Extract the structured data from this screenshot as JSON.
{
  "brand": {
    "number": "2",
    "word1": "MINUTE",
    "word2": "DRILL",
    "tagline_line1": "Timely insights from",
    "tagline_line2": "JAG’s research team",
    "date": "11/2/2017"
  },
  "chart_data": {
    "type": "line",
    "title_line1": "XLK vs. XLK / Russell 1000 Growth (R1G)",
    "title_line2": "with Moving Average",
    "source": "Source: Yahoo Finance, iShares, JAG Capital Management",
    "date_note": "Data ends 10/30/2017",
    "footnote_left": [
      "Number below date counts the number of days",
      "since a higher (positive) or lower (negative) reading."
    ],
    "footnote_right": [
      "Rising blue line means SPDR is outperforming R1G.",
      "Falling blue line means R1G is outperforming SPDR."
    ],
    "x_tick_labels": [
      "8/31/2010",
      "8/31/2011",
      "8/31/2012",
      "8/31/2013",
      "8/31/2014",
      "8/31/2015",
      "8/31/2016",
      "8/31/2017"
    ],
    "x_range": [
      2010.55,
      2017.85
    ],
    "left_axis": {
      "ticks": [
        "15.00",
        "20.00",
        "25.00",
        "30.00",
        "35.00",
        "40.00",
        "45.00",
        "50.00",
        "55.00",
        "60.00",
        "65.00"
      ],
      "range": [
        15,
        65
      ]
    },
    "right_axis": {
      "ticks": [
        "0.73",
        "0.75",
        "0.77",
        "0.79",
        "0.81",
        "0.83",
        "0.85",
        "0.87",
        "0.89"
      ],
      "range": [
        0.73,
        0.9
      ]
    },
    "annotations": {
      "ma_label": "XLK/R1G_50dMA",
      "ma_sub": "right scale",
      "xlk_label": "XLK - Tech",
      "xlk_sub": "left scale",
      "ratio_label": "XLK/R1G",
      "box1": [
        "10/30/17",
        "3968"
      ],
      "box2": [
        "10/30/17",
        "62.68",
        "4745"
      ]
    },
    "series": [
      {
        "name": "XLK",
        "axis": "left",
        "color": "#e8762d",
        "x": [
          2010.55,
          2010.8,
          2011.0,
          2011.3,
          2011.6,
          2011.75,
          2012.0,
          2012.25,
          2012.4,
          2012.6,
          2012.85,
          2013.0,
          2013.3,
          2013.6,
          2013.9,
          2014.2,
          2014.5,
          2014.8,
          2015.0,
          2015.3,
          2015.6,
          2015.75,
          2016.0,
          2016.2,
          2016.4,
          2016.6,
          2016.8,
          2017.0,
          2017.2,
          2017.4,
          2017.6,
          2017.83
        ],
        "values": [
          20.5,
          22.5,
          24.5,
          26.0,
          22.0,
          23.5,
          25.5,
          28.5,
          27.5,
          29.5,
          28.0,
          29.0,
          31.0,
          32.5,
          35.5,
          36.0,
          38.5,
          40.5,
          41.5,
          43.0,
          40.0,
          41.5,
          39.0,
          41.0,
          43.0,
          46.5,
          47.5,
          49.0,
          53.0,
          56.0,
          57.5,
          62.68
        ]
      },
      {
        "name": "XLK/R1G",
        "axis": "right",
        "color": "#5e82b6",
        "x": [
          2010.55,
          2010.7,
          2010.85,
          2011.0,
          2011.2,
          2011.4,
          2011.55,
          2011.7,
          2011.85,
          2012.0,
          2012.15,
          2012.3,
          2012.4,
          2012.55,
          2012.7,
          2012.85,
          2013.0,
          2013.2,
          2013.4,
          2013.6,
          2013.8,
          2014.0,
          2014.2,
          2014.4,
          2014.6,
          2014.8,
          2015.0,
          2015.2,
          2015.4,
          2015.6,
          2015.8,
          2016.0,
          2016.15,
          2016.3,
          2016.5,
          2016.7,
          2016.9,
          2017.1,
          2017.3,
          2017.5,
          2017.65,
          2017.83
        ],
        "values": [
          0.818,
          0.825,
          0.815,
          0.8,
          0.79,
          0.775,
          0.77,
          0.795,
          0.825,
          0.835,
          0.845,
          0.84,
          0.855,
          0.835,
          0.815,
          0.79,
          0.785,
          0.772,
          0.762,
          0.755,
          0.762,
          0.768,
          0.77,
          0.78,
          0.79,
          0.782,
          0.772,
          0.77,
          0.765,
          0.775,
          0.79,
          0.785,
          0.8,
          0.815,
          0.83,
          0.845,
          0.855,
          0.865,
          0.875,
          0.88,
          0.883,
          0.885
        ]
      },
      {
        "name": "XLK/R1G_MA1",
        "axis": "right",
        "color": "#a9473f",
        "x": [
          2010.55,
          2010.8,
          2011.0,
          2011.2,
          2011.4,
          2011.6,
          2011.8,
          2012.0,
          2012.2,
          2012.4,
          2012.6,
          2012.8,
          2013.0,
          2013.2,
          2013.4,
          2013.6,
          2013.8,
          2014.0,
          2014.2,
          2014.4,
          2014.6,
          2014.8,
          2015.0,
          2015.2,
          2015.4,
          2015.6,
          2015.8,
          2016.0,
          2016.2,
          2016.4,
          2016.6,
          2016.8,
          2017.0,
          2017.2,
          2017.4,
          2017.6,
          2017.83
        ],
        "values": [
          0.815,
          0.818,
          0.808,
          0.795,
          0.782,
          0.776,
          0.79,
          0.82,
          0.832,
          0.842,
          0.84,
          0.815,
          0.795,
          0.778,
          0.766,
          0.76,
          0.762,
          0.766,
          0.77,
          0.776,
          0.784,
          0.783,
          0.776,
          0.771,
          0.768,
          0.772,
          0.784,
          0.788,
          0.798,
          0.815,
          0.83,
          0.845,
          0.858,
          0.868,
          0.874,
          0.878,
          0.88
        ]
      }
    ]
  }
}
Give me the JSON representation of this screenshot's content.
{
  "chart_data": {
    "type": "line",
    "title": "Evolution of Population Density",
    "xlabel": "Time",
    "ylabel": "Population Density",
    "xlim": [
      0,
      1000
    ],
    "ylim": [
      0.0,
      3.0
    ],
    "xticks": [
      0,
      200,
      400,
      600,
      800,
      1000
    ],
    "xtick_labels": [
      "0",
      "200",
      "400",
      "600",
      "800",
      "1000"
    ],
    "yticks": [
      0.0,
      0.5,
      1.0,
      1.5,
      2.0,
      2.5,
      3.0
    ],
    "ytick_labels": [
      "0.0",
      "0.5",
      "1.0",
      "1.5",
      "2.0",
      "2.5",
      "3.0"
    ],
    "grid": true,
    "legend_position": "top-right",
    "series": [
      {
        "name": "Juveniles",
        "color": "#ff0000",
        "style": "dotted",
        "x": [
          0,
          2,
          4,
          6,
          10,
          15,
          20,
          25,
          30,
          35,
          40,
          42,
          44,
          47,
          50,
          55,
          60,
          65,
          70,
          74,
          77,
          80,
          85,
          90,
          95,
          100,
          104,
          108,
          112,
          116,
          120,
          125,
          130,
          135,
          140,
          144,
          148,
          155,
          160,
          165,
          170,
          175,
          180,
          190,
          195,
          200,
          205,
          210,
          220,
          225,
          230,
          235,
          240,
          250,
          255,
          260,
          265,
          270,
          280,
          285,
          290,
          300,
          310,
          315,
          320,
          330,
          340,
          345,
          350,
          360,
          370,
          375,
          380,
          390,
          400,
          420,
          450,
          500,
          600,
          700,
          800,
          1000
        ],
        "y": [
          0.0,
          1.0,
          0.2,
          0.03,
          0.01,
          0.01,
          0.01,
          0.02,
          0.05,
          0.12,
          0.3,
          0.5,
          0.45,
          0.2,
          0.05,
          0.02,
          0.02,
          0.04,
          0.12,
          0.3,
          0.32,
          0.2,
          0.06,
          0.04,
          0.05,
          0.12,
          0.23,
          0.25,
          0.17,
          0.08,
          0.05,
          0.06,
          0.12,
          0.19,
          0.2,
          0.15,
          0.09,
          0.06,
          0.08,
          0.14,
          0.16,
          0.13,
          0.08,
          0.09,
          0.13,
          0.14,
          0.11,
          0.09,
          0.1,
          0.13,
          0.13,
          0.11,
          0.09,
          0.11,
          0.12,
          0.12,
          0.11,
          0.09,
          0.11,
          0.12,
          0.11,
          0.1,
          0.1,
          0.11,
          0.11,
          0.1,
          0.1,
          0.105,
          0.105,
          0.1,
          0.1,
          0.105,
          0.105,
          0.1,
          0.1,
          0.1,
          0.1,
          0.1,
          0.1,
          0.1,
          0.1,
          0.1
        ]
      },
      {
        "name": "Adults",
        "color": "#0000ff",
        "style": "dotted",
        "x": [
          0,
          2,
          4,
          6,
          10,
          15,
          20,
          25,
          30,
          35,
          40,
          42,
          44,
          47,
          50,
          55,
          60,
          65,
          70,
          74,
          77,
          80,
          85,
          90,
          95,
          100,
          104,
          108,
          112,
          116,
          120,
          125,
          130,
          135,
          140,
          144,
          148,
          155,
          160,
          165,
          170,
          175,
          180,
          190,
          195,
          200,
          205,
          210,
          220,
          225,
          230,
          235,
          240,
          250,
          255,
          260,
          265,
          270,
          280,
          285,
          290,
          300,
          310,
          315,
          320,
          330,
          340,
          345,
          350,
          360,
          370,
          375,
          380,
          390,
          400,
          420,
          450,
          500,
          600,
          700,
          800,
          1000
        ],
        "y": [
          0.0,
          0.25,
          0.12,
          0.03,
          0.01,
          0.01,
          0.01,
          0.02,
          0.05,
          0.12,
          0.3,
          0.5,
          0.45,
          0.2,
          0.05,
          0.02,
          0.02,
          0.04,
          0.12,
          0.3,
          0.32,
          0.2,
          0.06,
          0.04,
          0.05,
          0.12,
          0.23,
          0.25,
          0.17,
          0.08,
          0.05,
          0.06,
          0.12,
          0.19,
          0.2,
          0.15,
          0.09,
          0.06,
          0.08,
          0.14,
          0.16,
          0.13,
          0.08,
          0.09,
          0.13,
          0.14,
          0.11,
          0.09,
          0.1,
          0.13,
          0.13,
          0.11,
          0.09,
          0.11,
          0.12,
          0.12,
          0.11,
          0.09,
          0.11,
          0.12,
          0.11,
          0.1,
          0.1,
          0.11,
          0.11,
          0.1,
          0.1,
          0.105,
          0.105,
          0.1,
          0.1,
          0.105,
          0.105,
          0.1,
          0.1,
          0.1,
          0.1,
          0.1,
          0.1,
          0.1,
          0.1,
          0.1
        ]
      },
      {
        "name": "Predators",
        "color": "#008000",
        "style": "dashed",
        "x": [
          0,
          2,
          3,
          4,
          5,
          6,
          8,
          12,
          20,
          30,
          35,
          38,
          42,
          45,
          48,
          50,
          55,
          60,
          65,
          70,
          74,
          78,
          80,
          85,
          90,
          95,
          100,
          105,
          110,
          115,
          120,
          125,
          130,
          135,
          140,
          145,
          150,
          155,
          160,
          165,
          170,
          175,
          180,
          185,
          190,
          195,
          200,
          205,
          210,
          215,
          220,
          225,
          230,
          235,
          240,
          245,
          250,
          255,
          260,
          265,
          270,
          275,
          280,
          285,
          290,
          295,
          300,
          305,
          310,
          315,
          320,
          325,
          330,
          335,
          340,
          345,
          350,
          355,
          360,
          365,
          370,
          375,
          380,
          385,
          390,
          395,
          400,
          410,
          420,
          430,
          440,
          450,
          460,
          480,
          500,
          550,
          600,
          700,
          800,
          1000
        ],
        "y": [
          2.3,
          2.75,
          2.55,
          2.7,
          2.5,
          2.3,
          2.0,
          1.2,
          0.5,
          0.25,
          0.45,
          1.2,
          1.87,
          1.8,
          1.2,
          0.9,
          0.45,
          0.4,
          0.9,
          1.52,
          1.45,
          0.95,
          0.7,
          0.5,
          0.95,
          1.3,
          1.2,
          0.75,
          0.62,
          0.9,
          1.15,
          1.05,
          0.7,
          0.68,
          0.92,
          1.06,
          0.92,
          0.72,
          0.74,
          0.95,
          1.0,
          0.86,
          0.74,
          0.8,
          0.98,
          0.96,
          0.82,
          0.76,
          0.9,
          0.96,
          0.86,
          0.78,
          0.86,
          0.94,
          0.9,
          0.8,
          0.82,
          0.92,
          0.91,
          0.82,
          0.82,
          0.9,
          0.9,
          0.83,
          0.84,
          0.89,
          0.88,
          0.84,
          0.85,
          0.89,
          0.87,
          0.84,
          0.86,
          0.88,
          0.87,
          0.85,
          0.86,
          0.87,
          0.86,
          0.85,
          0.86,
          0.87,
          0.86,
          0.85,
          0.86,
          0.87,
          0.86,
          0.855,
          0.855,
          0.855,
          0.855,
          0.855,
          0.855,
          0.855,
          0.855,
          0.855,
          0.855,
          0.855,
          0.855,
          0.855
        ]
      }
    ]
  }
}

▸ **WHAT IS NEEDED**
Select and copy every line of the material that holds the string "outperforming".

▸ **FINAL ANSWER**
      "Rising blue line means SPDR is outperforming R1G.",
      "Falling blue line means R1G is outperforming SPDR."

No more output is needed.